# DOCUMENT SECTION:
Topic: Developmental Pathway-Dependency
To the extent that people are products of nurture, i the narrowly parental sense of the word, they are largely the products of early and irreversible events (Ridley 151)
“newborn ducklings of either mallard of wood wood ducks had a preference for their own species [but then Gottlieb] muted the ducklings themselves by operating on their vocal cards while they were still in the egg. Now the ducklings, on hatching, had no preference for their own species of mother.” (Ridley 154)
“it takes several generations for humans to switch between thrifty and affluent phenotypes” (Ridley 156) (SysAdmin/4GW implications?)
“The comforting belief that nurture is more malleable than nature relies partly on the mistaken notion that nurture is what happens after birth and nature is what happens before birth.” (Ridley 157-158)
“mice with extra BDNF went through the critical period faster. Their brains set two weeks after eye opening instead of three. This was the first demonstration that a critical period could be adjusted artificially… In the mice lacking GAD65, the scientists could bring on plasticity with diazepam at any time, even during adulthood. But only once.” (Ridley 166)
“Huang and Maffei had stumbled on an extraordinary fact:a gene that could substitute for aspects of experience. One of the roles of experience is apparently not to fine-tune the brain but merely to switch on the BDNF gene.” (Ridley 166-167)
“Astonishingly, marriage to a childhood associate was 2.65 times as likely to end in divorce as an arranged marriage to an unfamiliar partner… this was true only of sim-puahs [Taiwanese Arranged Brides] adopted at the age of three or younger.” (Ridley 172)

Topic: Memory & Learning
“For the mind to scribble on the sheet, it must have dopamine neurons specially designed to respond to surprise.” (Ridley 179)
“the acquisition of a memory is distinct from its retrieval; different genes are needed in different parts of the brain.” (Ridley 181) (The idea of multiple pathways was mentioned in Human Cognition and and Instruction)
“learning consists of strengthening connections that are frequently in use.” (Ridley 196)
Lev Semenovich Vygotsky pointed out in the 1920s that to describe an isolated human mind is to miss the point. Human minds are never isolated… He has recently become a fashionable figure in educational psychology and some corners of anthropology. For my purposes, however, his most important insight is his insistence on a link between the use of tools and language.” (Ridley 208) (Vygotsky’s theories were discussed in UNL’s HCI course, but sadly I do not have notes over him directly)
“The evolutionary psychologist Sarah Hrdy has hypothesized that juvenile human beings are “designed” by their past to expect to be reared communally rather than in a nuclear family.” (Ridley 246) (also implications regarding family liberation in SysAdmin work)
“Parents treat their children very different according to the personalities of their children.” (Ridley 252) (how does this effect justification for SysAdmin work. Also, look at from the angle of authoritarian parenting v. authoritative parenting)
“Learning is not a backpack [children] carry from one environment to another; it is specific to the context.” (Ridley 254) (see earlier notes on context specific recall, and similar criticism of critique-oriented classical education).

# TASK:
In the reading notes above, how would the paragraph beginning "Lev Semenovich Vygotsky pointed out in the 1920s" read as a short bulleted list that keeps its main facts?

# STORED DATA:
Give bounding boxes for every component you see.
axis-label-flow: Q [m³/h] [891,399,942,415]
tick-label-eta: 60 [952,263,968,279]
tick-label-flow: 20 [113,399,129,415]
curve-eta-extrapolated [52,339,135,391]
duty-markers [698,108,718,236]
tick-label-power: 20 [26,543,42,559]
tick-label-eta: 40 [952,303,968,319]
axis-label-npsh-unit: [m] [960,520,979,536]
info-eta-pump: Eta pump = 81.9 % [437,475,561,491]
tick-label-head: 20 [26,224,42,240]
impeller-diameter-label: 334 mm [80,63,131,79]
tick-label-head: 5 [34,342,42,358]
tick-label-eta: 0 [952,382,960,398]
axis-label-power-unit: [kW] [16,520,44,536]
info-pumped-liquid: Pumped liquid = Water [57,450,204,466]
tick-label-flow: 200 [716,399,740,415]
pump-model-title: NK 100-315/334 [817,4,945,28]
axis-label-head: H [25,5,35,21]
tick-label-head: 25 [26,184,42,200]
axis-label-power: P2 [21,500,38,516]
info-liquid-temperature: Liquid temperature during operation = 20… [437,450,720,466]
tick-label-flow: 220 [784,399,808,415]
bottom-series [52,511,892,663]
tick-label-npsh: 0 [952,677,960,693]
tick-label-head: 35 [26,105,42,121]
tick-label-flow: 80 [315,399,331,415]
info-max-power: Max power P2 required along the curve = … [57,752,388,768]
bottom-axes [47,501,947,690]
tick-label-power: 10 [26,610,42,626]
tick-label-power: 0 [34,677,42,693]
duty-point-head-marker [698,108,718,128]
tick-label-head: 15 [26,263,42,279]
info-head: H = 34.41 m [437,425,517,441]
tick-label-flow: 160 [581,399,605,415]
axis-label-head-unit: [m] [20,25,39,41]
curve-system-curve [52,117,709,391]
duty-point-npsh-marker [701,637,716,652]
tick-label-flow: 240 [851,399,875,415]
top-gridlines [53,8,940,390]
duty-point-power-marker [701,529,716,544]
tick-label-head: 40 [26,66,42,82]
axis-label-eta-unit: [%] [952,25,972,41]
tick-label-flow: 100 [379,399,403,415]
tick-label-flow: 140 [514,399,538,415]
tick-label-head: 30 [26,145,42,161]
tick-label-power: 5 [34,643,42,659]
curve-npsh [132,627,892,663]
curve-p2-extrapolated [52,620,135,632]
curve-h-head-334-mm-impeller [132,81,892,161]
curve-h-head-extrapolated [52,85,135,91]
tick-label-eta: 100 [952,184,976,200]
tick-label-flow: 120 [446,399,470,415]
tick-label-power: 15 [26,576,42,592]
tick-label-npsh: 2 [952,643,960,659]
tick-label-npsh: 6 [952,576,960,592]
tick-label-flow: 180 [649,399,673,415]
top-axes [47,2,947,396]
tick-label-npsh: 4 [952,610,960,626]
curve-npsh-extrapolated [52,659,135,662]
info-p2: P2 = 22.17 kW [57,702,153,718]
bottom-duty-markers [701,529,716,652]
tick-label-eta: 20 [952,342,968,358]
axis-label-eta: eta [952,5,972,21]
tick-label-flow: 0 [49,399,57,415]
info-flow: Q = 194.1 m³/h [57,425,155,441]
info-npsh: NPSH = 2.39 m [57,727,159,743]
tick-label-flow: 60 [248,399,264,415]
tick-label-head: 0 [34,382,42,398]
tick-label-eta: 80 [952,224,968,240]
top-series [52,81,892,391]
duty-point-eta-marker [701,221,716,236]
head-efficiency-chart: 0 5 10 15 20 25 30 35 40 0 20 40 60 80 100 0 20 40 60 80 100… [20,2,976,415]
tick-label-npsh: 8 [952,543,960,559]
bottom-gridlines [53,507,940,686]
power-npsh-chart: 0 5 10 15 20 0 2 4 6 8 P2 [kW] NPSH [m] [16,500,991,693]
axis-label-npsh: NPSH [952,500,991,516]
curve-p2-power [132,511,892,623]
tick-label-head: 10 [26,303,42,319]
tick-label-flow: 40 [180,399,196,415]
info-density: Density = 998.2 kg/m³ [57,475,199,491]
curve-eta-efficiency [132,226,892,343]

# ANSWER TO THE PROBLEM:
- In the 1920s, Lev Semenovich Vygotsky argued that describing an isolated human mind misses the point, because human minds are never isolated.
- He has recently become fashionable in educational psychology and in some corners of anthropology.
- For Ridley's purposes, his most important insight is his insistence on a link between tool use and language (Ridley 208).
- The note-taker encountered Vygotsky's theories in UNL's HCI course but has no notes on him directly.